Saved data entries:
────────────────────────────────────────

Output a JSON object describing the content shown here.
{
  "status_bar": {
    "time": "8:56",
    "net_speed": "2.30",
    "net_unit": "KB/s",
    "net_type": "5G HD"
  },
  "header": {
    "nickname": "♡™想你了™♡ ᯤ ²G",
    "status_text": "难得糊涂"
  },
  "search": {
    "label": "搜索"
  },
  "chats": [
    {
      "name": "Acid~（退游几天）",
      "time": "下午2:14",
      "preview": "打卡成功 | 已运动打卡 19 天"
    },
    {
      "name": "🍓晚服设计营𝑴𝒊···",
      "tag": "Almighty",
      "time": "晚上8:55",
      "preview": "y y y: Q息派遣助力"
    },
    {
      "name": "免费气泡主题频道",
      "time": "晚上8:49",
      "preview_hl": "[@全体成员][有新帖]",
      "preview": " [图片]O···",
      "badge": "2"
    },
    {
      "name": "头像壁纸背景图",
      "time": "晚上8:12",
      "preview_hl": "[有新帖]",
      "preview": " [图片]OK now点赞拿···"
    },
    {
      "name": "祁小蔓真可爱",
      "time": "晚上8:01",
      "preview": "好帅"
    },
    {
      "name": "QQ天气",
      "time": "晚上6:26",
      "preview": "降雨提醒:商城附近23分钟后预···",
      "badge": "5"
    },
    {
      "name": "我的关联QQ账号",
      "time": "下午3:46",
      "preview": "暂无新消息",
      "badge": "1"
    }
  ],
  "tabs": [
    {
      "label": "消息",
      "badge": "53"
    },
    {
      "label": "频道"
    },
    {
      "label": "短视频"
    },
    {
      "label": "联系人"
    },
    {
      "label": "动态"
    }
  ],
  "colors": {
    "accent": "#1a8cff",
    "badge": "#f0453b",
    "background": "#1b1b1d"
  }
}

────────────────────────────────────────

Task statement: Output a single number: how many lines contain the word "label".

Correct result: 6